◆ Objective: Go through the listing and copy each line with the string "南都调研".

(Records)
--- begin ---

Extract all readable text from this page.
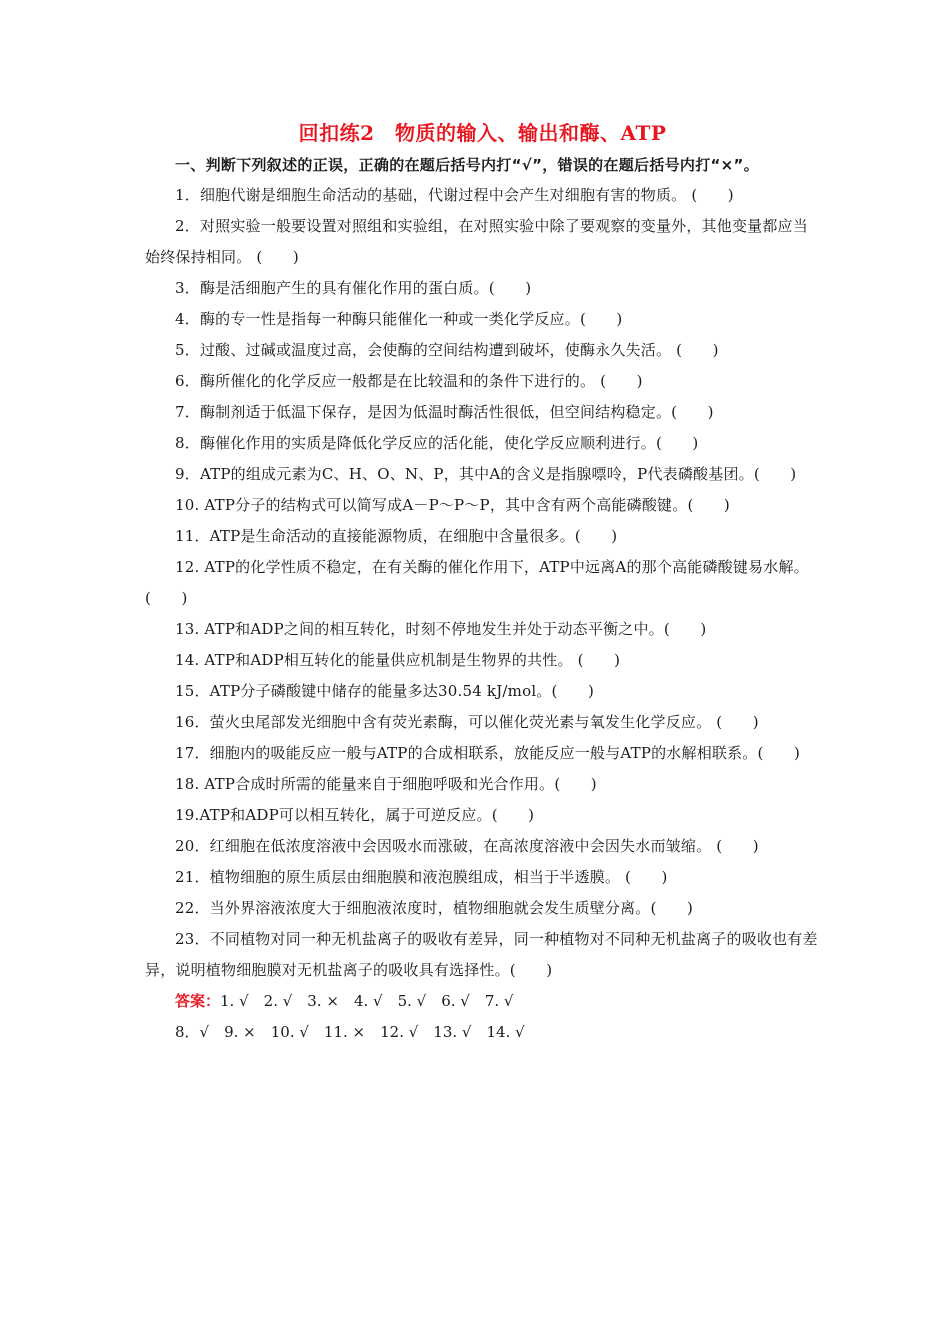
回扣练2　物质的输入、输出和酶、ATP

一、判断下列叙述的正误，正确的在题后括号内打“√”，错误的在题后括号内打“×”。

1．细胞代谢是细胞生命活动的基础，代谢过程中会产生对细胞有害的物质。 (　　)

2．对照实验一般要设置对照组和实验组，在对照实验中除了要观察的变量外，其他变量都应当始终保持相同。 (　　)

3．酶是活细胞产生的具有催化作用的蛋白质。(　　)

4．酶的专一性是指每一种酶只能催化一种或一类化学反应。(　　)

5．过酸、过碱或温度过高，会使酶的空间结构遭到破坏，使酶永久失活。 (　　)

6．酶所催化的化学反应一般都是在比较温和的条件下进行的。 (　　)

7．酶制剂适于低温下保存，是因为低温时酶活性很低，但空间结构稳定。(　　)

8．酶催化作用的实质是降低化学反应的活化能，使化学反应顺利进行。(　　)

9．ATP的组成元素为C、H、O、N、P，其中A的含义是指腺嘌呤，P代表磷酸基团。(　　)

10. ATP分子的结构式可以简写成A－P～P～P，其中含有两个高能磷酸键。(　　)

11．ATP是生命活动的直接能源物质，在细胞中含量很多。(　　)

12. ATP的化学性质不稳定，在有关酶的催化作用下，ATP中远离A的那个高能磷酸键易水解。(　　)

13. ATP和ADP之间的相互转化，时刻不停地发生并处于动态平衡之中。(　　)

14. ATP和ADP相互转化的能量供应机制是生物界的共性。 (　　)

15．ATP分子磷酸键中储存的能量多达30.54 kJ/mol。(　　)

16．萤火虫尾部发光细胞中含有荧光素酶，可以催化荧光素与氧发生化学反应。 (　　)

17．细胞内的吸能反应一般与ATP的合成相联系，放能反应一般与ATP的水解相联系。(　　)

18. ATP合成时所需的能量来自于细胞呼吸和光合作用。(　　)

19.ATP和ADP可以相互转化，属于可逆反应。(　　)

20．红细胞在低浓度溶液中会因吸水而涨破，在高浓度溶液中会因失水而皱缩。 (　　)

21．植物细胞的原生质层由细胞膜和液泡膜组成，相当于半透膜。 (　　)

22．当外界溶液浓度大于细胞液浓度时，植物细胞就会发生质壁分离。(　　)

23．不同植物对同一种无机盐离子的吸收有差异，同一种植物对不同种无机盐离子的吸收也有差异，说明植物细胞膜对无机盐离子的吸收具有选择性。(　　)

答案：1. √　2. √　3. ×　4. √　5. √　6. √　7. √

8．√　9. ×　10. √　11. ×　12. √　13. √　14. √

--- end ---
--- begin ---

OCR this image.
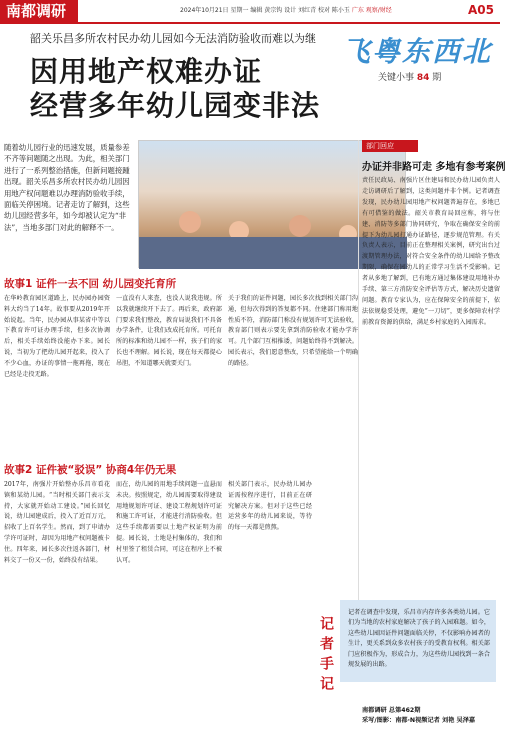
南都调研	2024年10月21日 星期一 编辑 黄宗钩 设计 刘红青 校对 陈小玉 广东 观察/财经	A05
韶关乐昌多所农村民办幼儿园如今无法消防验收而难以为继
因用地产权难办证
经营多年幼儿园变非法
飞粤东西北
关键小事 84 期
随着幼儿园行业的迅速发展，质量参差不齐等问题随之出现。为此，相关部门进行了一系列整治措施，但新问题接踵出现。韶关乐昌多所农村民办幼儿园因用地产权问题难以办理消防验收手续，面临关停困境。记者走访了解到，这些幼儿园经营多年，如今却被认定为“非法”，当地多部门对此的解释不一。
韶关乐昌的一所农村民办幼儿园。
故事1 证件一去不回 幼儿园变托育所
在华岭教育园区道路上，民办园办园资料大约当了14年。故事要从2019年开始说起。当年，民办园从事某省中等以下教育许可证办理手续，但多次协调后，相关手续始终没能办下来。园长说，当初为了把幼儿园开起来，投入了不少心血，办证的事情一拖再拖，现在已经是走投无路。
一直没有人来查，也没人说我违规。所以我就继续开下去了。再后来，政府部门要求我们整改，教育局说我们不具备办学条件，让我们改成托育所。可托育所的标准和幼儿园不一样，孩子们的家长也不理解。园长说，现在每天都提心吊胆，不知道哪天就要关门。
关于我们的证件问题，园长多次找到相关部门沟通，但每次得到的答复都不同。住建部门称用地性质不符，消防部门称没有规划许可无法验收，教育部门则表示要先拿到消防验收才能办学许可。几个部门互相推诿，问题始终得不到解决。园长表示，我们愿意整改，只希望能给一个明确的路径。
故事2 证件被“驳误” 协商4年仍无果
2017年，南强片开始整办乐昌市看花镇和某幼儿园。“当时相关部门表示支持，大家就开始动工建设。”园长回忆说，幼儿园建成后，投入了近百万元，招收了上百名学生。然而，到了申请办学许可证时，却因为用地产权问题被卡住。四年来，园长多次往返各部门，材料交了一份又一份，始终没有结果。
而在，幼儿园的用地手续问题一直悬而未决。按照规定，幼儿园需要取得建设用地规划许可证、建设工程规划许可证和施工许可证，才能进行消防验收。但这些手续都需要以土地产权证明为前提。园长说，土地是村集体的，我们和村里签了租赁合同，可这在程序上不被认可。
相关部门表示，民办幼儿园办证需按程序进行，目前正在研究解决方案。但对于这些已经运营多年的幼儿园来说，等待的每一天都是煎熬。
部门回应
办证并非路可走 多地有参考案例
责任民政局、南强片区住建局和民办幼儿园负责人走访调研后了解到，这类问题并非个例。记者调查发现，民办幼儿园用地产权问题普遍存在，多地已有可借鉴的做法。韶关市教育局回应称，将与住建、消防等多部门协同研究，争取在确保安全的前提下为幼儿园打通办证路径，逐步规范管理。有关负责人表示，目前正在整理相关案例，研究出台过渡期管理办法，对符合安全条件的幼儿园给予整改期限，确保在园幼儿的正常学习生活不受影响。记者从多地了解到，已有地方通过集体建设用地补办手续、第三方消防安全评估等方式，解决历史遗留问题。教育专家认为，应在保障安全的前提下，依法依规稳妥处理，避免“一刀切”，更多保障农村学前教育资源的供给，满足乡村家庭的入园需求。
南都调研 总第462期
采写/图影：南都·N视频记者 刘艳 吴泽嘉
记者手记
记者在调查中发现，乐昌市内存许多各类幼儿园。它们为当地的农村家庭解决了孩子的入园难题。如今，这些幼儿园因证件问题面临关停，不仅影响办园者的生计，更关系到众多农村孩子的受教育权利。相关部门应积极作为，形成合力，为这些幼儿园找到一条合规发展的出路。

--- end ---
--- begin ---

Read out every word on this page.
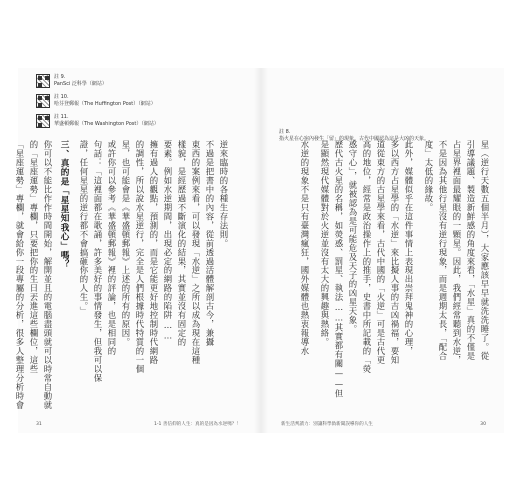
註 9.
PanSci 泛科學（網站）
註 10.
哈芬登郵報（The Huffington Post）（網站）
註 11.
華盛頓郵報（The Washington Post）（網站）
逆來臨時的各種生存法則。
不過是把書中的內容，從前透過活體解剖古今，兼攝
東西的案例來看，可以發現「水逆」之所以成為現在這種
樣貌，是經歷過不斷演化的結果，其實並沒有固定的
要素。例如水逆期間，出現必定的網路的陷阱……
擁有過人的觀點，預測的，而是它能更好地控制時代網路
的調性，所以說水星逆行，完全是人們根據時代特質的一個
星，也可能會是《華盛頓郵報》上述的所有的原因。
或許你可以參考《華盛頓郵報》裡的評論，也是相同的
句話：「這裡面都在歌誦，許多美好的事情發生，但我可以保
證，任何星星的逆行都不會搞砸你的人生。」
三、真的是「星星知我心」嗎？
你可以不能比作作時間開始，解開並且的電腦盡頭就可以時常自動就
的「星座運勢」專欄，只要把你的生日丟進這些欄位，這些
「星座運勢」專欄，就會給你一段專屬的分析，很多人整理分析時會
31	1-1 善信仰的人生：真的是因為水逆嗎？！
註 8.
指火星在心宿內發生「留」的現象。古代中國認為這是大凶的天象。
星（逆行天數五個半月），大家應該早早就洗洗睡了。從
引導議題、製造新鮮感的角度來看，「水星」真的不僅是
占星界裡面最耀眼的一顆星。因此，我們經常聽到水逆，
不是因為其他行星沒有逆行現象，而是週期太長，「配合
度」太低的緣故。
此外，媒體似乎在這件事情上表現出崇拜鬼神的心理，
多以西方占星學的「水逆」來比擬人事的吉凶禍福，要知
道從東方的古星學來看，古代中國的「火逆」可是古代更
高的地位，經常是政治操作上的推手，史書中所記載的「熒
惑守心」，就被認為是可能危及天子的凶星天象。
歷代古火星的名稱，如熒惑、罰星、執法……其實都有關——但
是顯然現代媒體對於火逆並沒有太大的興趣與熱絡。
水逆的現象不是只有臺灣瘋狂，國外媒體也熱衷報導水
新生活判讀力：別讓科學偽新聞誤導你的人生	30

--- end ---

◆ Full output:
南都调研	2024年10月21日 星期一 编辑 黄宗钩 设计 刘红青 校对 陈小玉 广东 观察/财经	A05
南都调研 总第462期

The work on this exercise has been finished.